# STATED PROBLEM
In the material below, find every line with "METEOGIORNALE" and pull it out.

# DATASET RECORDS
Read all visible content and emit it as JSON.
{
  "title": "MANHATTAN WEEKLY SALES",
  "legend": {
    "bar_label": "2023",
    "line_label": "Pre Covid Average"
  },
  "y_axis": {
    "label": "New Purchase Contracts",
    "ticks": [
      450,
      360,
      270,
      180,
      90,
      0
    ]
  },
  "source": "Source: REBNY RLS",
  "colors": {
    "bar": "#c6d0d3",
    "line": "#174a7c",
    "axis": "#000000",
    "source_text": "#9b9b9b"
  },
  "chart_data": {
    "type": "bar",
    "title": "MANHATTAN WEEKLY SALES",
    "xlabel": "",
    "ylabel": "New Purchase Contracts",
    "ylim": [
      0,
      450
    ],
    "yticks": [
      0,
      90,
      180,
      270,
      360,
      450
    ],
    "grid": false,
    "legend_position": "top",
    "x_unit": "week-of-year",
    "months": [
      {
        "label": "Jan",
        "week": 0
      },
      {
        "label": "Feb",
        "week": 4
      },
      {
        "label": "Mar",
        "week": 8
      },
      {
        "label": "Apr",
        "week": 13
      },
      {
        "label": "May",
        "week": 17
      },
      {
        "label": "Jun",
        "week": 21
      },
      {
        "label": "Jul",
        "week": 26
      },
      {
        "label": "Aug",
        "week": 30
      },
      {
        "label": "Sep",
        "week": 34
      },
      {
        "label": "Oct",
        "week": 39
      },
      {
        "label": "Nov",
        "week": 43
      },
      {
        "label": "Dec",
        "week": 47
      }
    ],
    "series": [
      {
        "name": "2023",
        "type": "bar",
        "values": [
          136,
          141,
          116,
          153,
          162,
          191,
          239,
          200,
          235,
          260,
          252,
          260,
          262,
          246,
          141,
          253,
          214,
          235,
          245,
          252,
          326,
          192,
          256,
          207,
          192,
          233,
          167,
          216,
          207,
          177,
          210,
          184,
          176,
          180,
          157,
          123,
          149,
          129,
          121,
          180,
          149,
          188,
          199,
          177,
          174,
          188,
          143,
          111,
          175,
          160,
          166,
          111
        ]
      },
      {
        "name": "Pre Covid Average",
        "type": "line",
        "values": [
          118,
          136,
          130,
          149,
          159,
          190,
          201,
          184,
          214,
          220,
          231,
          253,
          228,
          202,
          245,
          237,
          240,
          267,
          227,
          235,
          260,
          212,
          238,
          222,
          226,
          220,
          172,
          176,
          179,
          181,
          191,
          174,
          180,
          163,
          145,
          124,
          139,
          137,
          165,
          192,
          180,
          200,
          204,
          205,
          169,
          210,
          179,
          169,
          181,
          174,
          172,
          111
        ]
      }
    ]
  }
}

==

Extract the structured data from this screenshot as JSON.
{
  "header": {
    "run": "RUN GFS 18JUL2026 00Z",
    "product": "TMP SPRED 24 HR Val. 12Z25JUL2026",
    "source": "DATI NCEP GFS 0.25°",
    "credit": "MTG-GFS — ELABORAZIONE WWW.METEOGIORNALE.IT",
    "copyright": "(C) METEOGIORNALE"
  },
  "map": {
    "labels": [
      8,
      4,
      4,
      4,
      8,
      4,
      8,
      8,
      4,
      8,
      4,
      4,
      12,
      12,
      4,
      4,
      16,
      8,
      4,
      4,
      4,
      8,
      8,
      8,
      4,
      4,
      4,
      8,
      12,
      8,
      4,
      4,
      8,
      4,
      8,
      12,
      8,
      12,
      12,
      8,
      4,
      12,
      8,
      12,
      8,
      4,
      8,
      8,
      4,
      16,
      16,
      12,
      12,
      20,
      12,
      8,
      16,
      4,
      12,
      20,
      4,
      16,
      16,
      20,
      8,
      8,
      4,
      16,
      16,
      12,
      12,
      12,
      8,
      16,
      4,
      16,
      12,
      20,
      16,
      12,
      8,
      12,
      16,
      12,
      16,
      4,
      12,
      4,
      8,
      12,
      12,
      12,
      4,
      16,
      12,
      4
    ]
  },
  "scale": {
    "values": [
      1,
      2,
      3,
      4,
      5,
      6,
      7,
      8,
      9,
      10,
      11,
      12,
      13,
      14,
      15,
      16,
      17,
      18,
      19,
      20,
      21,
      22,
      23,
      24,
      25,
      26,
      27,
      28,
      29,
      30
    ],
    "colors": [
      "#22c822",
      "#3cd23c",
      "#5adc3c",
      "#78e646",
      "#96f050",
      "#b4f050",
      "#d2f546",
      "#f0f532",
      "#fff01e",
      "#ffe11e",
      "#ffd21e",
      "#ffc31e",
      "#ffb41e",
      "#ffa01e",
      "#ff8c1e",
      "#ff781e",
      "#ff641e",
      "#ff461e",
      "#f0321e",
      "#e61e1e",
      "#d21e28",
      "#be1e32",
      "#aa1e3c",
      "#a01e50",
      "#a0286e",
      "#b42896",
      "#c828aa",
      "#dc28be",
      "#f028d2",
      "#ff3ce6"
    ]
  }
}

==

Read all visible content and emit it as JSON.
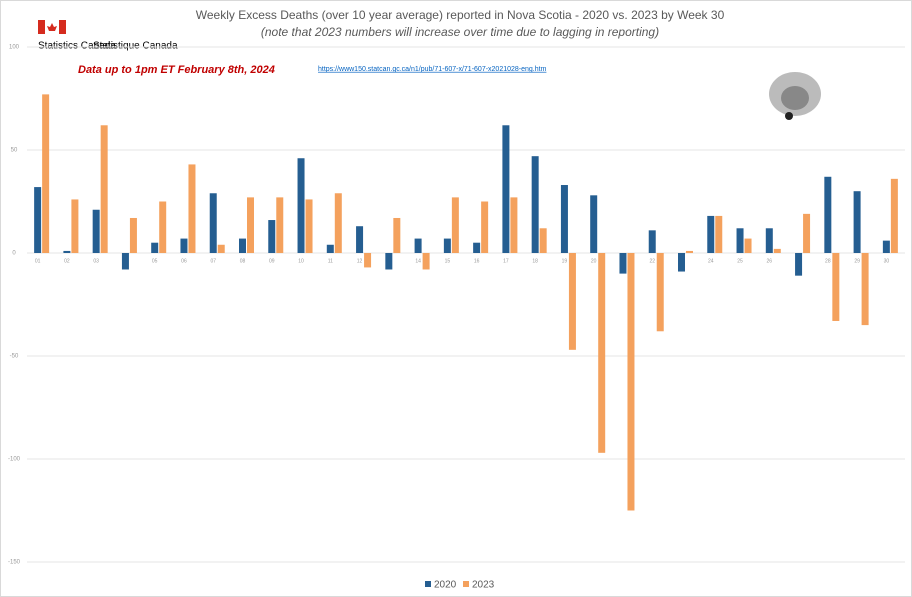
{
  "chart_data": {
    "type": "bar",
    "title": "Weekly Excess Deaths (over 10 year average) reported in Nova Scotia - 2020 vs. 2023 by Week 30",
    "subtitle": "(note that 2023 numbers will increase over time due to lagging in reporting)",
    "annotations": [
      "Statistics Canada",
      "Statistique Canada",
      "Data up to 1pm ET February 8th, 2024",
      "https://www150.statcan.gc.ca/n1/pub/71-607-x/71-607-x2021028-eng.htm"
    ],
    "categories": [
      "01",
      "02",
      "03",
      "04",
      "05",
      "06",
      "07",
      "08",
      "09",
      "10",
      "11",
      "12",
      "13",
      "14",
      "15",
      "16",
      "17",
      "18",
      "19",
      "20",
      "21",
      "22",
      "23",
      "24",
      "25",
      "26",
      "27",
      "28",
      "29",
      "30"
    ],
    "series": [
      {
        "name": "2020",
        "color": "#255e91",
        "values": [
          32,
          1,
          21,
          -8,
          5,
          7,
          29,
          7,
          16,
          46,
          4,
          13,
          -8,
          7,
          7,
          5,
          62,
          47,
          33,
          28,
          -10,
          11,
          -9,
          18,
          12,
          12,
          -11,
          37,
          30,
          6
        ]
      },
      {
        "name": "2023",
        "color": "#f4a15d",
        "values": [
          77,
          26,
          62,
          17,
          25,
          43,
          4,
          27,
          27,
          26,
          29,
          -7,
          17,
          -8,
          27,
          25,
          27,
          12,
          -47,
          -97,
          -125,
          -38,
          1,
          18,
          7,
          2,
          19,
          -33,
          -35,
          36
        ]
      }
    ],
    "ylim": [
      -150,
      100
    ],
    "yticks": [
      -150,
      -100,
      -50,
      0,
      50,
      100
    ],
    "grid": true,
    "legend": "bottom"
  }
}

# WRITTEN REPLY
    "credit": "MTG-GFS — ELABORAZIONE WWW.METEOGIORNALE.IT",
    "copyright": "(C) METEOGIORNALE"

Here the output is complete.